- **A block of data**

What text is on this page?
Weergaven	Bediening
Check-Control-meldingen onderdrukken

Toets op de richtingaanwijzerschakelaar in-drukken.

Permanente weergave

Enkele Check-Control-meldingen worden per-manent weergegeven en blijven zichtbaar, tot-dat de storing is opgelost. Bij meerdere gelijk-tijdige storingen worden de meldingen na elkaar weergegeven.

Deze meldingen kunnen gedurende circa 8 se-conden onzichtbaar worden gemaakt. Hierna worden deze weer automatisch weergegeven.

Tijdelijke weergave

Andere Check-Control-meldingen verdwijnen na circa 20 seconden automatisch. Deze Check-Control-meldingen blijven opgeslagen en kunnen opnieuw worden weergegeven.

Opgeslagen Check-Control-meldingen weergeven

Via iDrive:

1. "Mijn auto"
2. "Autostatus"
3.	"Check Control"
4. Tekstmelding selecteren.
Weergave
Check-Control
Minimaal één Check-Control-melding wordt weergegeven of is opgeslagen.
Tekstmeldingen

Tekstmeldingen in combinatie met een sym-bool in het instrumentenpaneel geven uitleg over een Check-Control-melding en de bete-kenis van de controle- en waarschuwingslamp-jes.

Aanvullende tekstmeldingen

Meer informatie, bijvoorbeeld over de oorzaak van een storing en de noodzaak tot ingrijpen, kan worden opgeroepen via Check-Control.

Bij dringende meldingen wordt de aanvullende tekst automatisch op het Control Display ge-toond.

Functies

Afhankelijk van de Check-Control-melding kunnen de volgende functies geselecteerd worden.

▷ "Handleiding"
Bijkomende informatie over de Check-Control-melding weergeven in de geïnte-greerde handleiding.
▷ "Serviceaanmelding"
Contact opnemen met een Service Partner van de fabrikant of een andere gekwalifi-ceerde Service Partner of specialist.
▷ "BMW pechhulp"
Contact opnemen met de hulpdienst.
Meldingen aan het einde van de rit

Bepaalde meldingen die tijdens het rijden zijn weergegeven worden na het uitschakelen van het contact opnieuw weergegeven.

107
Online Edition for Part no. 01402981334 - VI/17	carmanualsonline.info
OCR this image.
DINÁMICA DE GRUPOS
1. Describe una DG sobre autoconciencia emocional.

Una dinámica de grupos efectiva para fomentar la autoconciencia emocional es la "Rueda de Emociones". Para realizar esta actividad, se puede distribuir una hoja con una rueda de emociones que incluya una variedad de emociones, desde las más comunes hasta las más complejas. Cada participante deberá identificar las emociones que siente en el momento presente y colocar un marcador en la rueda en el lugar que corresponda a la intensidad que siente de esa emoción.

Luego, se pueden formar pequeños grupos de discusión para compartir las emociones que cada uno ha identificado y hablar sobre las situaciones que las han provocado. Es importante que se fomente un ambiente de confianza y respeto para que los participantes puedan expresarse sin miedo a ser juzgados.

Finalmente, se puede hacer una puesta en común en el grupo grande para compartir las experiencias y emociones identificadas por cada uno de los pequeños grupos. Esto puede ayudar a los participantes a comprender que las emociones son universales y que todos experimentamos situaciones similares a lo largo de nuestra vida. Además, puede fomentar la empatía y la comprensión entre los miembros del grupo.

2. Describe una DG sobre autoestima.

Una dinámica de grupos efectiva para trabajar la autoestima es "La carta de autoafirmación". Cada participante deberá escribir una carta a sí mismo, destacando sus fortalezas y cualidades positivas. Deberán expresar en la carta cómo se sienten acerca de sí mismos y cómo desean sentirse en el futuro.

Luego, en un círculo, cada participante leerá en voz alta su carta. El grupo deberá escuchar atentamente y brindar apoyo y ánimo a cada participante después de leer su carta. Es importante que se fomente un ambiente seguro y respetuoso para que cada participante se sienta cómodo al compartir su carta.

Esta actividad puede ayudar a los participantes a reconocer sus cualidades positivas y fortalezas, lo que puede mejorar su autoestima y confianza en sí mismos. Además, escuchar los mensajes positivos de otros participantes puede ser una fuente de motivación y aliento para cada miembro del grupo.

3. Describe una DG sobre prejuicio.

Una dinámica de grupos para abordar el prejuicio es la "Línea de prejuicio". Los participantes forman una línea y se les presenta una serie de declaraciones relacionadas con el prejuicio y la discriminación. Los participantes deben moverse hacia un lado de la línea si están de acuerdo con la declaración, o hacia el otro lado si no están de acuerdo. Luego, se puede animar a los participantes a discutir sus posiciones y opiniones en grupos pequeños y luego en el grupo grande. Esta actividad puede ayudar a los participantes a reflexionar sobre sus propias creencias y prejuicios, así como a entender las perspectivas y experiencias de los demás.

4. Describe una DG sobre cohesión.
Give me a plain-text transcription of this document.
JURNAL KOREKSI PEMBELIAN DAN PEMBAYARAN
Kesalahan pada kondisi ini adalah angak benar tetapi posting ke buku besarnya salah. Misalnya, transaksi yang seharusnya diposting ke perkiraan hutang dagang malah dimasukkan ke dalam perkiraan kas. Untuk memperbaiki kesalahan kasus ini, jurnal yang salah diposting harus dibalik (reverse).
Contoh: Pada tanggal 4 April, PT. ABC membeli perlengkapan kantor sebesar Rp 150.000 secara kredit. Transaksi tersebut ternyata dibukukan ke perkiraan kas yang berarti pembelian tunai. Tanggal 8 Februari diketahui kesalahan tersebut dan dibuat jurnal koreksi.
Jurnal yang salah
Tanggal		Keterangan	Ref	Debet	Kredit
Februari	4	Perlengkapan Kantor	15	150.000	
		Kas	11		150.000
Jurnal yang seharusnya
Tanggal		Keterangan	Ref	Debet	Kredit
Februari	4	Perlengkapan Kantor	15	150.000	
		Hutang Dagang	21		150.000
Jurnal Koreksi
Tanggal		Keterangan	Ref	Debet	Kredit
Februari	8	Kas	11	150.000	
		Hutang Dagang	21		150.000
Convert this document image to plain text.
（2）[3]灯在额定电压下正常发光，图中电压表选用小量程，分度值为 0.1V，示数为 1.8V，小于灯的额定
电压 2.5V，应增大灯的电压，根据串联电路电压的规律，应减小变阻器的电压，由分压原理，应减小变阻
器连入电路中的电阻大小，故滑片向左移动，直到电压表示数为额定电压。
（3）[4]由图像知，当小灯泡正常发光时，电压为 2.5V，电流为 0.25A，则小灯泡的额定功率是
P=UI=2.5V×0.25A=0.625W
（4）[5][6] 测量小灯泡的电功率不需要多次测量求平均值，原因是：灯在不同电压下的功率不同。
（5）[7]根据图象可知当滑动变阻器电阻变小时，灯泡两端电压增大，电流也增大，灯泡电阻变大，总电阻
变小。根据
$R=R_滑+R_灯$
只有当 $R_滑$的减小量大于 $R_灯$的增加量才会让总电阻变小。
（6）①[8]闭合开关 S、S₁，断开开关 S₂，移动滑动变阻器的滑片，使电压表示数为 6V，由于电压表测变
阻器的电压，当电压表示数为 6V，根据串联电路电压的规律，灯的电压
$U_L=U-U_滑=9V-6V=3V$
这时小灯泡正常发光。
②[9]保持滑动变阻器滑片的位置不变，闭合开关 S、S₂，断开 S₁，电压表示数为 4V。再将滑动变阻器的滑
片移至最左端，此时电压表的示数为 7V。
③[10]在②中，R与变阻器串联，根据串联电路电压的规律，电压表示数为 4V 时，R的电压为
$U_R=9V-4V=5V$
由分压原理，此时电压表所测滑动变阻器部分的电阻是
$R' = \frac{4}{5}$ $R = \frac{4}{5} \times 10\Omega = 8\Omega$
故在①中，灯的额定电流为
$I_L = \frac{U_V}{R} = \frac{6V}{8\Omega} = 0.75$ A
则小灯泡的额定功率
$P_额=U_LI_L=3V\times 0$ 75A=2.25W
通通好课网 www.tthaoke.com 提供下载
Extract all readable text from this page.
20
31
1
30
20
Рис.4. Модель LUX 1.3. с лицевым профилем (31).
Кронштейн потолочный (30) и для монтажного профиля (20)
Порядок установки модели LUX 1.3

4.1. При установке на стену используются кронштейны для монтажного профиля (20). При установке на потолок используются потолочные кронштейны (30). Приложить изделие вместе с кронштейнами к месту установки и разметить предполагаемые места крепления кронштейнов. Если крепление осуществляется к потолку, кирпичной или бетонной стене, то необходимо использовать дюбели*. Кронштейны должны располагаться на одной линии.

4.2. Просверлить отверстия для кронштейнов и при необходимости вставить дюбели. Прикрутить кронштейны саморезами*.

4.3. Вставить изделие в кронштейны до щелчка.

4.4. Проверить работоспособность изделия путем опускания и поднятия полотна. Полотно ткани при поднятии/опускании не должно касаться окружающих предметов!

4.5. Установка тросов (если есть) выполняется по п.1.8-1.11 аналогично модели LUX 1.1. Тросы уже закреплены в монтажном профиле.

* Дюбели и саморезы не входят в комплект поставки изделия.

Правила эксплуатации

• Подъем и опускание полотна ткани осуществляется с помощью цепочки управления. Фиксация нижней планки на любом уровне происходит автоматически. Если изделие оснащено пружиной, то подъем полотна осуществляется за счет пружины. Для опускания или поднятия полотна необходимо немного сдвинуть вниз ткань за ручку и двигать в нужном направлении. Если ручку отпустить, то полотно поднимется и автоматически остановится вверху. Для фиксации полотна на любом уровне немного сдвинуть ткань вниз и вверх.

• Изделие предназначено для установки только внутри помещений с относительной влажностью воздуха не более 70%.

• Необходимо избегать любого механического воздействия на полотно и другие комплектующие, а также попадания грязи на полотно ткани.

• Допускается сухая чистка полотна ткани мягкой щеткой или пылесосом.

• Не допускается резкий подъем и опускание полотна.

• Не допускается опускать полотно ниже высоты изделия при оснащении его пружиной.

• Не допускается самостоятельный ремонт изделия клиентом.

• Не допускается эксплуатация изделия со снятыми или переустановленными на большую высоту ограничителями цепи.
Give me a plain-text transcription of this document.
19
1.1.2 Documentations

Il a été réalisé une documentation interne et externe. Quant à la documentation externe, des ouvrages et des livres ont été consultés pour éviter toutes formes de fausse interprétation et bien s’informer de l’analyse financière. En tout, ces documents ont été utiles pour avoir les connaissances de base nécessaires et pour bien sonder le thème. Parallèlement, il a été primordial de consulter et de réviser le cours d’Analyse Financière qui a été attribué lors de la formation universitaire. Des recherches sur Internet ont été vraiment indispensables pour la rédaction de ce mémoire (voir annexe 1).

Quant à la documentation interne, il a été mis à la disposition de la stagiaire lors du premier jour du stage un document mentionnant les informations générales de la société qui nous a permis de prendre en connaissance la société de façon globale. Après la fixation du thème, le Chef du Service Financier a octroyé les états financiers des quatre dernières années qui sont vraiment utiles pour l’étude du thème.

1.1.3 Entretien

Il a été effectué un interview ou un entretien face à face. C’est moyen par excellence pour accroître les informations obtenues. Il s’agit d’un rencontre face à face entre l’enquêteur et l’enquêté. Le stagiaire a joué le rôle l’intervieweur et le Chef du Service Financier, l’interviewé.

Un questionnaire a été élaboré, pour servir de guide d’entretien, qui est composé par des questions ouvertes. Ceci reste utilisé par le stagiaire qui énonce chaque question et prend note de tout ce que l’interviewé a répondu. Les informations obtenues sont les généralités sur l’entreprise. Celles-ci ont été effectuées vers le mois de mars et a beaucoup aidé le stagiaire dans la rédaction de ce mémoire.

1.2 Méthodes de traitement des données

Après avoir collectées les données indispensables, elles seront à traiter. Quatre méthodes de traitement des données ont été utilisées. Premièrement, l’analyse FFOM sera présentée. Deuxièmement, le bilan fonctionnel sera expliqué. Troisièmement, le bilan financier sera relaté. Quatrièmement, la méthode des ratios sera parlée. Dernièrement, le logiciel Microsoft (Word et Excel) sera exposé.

- **Given task**
Determine how many lines of the listing hold the word "blijven" and reply with that figure alone.

- **Solution to the exercise**
2